Task instructions:
All the data below goes into the copy word for word, but the pictures don't.
══ Dataset extract ══
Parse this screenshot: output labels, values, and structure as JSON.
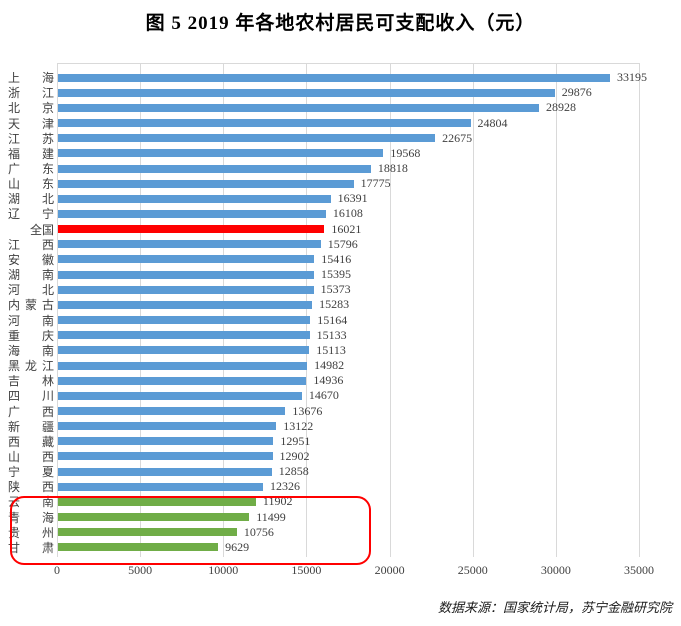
{
  "source_note": "数据来源：国家统计局，苏宁金融研究院",
  "chart_data": {
    "type": "bar",
    "orientation": "horizontal",
    "title": "图 5  2019 年各地农村居民可支配收入（元）",
    "xlabel": "",
    "ylabel": "",
    "xlim": [
      0,
      35000
    ],
    "x_ticks": [
      0,
      5000,
      10000,
      15000,
      20000,
      25000,
      30000,
      35000
    ],
    "grid": "vertical",
    "legend": "none",
    "value_labels": "outside-end",
    "rows": [
      {
        "label": "上 海",
        "value": 33195,
        "color": "blue"
      },
      {
        "label": "浙 江",
        "value": 29876,
        "color": "blue"
      },
      {
        "label": "北 京",
        "value": 28928,
        "color": "blue"
      },
      {
        "label": "天 津",
        "value": 24804,
        "color": "blue"
      },
      {
        "label": "江 苏",
        "value": 22675,
        "color": "blue"
      },
      {
        "label": "福 建",
        "value": 19568,
        "color": "blue"
      },
      {
        "label": "广 东",
        "value": 18818,
        "color": "blue"
      },
      {
        "label": "山 东",
        "value": 17775,
        "color": "blue"
      },
      {
        "label": "湖 北",
        "value": 16391,
        "color": "blue"
      },
      {
        "label": "辽 宁",
        "value": 16108,
        "color": "blue"
      },
      {
        "label": "全国",
        "value": 16021,
        "color": "red"
      },
      {
        "label": "江 西",
        "value": 15796,
        "color": "blue"
      },
      {
        "label": "安 徽",
        "value": 15416,
        "color": "blue"
      },
      {
        "label": "湖 南",
        "value": 15395,
        "color": "blue"
      },
      {
        "label": "河 北",
        "value": 15373,
        "color": "blue"
      },
      {
        "label": "内蒙古",
        "value": 15283,
        "color": "blue"
      },
      {
        "label": "河 南",
        "value": 15164,
        "color": "blue"
      },
      {
        "label": "重 庆",
        "value": 15133,
        "color": "blue"
      },
      {
        "label": "海 南",
        "value": 15113,
        "color": "blue"
      },
      {
        "label": "黑龙江",
        "value": 14982,
        "color": "blue"
      },
      {
        "label": "吉 林",
        "value": 14936,
        "color": "blue"
      },
      {
        "label": "四 川",
        "value": 14670,
        "color": "blue"
      },
      {
        "label": "广 西",
        "value": 13676,
        "color": "blue"
      },
      {
        "label": "新 疆",
        "value": 13122,
        "color": "blue"
      },
      {
        "label": "西 藏",
        "value": 12951,
        "color": "blue"
      },
      {
        "label": "山 西",
        "value": 12902,
        "color": "blue"
      },
      {
        "label": "宁 夏",
        "value": 12858,
        "color": "blue"
      },
      {
        "label": "陕 西",
        "value": 12326,
        "color": "blue"
      },
      {
        "label": "云 南",
        "value": 11902,
        "color": "green"
      },
      {
        "label": "青 海",
        "value": 11499,
        "color": "green"
      },
      {
        "label": "贵 州",
        "value": 10756,
        "color": "green"
      },
      {
        "label": "甘 肃",
        "value": 9629,
        "color": "green"
      }
    ],
    "highlight": {
      "national_row": "全国",
      "lowest_rows": [
        "云 南",
        "青 海",
        "贵 州",
        "甘 肃"
      ],
      "annotation": "red rounded rectangle around four lowest provinces"
    },
    "colors": {
      "bar_default": "#5B9BD5",
      "bar_national": "#FF0000",
      "bar_lowest": "#70AD47",
      "gridline": "#D9D9D9",
      "label_text": "#404040",
      "annotation": "#FF0000"
    }
  }
}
═══
Result of the task:
Parse this screenshot: output labels, values, and structure as JSON.
{
  "source_note": "数据来源：国家统计局，苏宁金融研究院",
  "chart_data": {
    "type": "bar",
    "orientation": "horizontal",
    "title": "图 5  2019 年各地农村居民可支配收入（元）",
    "xlabel": "",
    "ylabel": "",
    "xlim": [
      0,
      35000
    ],
    "x_ticks": [
      0,
      5000,
      10000,
      15000,
      20000,
      25000,
      30000,
      35000
    ],
    "grid": "vertical",
    "legend": "none",
    "value_labels": "outside-end",
    "rows": [
      {
        "label": "上 海",
        "value": 33195,
        "color": "blue"
      },
      {
        "label": "浙 江",
        "value": 29876,
        "color": "blue"
      },
      {
        "label": "北 京",
        "value": 28928,
        "color": "blue"
      },
      {
        "label": "天 津",
        "value": 24804,
        "color": "blue"
      },
      {
        "label": "江 苏",
        "value": 22675,
        "color": "blue"
      },
      {
        "label": "福 建",
        "value": 19568,
        "color": "blue"
      },
      {
        "label": "广 东",
        "value": 18818,
        "color": "blue"
      },
      {
        "label": "山 东",
        "value": 17775,
        "color": "blue"
      },
      {
        "label": "湖 北",
        "value": 16391,
        "color": "blue"
      },
      {
        "label": "辽 宁",
        "value": 16108,
        "color": "blue"
      },
      {
        "label": "全国",
        "value": 16021,
        "color": "red"
      },
      {
        "label": "江 西",
        "value": 15796,
        "color": "blue"
      },
      {
        "label": "安 徽",
        "value": 15416,
        "color": "blue"
      },
      {
        "label": "湖 南",
        "value": 15395,
        "color": "blue"
      },
      {
        "label": "河 北",
        "value": 15373,
        "color": "blue"
      },
      {
        "label": "内蒙古",
        "value": 15283,
        "color": "blue"
      },
      {
        "label": "河 南",
        "value": 15164,
        "color": "blue"
      },
      {
        "label": "重 庆",
        "value": 15133,
        "color": "blue"
      },
      {
        "label": "海 南",
        "value": 15113,
        "color": "blue"
      },
      {
        "label": "黑龙江",
        "value": 14982,
        "color": "blue"
      },
      {
        "label": "吉 林",
        "value": 14936,
        "color": "blue"
      },
      {
        "label": "四 川",
        "value": 14670,
        "color": "blue"
      },
      {
        "label": "广 西",
        "value": 13676,
        "color": "blue"
      },
      {
        "label": "新 疆",
        "value": 13122,
        "color": "blue"
      },
      {
        "label": "西 藏",
        "value": 12951,
        "color": "blue"
      },
      {
        "label": "山 西",
        "value": 12902,
        "color": "blue"
      },
      {
        "label": "宁 夏",
        "value": 12858,
        "color": "blue"
      },
      {
        "label": "陕 西",
        "value": 12326,
        "color": "blue"
      },
      {
        "label": "云 南",
        "value": 11902,
        "color": "green"
      },
      {
        "label": "青 海",
        "value": 11499,
        "color": "green"
      },
      {
        "label": "贵 州",
        "value": 10756,
        "color": "green"
      },
      {
        "label": "甘 肃",
        "value": 9629,
        "color": "green"
      }
    ],
    "highlight": {
      "national_row": "全国",
      "lowest_rows": [
        "云 南",
        "青 海",
        "贵 州",
        "甘 肃"
      ],
      "annotation": "red rounded rectangle around four lowest provinces"
    },
    "colors": {
      "bar_default": "#5B9BD5",
      "bar_national": "#FF0000",
      "bar_lowest": "#70AD47",
      "gridline": "#D9D9D9",
      "label_text": "#404040",
      "annotation": "#FF0000"
    }
  }
}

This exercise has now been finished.